**PROBLEM:** Where a line in the listing below contains the word "JAYAPURA", copy that line.

**RECORD LIST:**
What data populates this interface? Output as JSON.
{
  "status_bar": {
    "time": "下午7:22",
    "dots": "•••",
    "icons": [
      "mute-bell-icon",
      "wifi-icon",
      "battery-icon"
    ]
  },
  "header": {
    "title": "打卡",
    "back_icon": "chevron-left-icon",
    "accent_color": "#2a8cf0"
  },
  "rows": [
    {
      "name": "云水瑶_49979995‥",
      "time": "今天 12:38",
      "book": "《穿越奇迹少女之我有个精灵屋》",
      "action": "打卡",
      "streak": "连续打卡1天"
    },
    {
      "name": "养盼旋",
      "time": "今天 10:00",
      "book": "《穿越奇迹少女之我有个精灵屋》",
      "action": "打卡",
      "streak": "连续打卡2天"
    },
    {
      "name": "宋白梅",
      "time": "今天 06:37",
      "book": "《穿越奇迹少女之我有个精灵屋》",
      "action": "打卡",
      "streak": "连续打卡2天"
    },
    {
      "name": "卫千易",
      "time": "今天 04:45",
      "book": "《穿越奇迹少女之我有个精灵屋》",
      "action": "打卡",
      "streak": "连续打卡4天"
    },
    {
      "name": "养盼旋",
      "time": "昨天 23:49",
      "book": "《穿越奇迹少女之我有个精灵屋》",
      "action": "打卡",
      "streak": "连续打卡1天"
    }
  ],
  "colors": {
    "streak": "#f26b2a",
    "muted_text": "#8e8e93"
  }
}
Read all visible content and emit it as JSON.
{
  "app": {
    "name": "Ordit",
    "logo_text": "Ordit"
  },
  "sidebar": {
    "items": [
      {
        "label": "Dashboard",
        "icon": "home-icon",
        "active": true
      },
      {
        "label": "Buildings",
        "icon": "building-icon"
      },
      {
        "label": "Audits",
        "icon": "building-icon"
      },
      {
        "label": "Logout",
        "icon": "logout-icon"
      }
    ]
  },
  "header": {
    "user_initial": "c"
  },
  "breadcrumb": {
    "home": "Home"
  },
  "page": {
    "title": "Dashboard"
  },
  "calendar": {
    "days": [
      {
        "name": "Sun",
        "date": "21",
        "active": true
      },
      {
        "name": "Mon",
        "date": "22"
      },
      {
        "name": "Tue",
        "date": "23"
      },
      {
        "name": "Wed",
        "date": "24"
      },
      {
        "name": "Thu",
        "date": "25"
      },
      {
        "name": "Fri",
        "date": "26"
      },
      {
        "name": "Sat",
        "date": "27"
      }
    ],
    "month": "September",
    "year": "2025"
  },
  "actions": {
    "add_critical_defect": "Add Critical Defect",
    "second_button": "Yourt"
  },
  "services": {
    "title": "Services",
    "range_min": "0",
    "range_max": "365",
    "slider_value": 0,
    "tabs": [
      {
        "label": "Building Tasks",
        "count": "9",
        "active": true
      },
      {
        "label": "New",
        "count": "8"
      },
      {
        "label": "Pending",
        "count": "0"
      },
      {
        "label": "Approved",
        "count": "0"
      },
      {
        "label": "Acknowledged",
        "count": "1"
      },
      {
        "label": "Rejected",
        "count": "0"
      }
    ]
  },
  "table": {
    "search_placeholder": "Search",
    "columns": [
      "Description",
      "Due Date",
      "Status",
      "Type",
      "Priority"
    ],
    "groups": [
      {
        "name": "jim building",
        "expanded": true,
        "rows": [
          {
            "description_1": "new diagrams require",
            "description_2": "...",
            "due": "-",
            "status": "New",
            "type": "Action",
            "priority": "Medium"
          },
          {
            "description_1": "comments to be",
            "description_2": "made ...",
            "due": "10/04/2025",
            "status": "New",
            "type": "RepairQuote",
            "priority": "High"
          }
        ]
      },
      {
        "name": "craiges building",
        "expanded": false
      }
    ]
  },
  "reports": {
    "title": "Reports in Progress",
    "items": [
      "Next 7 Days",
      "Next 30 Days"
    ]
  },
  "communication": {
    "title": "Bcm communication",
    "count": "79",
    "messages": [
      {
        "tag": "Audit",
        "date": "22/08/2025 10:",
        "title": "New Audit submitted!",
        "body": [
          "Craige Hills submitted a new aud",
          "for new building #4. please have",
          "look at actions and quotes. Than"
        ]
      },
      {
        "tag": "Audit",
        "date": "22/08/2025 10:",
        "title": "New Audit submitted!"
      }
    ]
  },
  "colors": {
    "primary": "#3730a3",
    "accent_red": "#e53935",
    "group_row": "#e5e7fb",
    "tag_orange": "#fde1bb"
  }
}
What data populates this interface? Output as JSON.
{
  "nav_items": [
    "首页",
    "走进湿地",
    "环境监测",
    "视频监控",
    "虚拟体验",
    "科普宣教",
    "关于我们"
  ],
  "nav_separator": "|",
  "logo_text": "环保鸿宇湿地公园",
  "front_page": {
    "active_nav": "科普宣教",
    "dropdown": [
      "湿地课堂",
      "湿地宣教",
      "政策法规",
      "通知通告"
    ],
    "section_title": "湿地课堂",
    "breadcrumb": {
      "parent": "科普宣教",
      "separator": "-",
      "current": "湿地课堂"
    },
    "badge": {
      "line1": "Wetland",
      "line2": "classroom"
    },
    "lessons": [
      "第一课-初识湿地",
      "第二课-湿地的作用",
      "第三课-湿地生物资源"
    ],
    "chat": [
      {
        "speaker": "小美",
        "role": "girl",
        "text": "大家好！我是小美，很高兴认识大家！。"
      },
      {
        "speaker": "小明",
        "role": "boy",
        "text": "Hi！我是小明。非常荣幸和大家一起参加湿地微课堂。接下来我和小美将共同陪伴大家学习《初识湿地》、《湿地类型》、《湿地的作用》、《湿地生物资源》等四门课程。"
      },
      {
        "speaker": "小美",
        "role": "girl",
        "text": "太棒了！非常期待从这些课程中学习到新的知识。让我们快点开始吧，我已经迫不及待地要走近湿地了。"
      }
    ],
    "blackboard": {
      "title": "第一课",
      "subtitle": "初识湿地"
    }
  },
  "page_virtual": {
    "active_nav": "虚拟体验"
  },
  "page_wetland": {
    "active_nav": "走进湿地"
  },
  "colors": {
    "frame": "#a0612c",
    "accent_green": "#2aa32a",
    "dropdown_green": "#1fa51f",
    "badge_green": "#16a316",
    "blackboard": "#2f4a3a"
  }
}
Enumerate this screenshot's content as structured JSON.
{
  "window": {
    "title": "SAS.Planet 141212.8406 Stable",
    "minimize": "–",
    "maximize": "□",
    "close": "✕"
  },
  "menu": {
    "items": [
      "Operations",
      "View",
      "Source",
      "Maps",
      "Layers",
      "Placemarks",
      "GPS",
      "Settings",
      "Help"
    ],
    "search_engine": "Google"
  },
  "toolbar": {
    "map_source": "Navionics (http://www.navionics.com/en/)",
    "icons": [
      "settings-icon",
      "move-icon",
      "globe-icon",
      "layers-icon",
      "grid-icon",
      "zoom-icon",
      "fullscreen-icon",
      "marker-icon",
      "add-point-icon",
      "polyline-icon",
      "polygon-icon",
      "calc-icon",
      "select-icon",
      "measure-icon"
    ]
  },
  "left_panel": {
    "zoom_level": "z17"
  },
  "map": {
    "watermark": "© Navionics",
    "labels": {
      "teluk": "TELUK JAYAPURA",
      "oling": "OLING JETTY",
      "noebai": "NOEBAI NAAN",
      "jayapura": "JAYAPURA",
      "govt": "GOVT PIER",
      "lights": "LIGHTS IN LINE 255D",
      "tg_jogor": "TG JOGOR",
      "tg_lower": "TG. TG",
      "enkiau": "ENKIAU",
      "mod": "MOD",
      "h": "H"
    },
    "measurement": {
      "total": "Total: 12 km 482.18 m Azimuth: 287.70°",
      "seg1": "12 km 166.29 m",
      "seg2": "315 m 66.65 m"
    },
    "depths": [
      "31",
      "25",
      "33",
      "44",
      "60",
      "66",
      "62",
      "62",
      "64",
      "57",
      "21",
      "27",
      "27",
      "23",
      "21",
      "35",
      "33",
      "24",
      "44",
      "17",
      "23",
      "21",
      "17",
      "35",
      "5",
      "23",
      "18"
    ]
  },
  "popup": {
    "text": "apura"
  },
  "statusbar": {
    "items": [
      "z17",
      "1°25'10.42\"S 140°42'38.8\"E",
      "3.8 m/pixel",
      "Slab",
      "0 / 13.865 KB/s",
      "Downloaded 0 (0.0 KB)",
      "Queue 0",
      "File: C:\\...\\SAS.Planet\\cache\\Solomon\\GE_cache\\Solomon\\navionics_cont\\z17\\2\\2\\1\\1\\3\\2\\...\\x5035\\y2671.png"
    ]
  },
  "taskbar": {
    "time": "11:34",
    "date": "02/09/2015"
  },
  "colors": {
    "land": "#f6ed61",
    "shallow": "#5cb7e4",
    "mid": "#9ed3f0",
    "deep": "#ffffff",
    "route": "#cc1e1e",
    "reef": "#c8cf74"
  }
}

**PROBLEM SOLUTION:**
      "teluk": "TELUK JAYAPURA",
      "jayapura": "JAYAPURA",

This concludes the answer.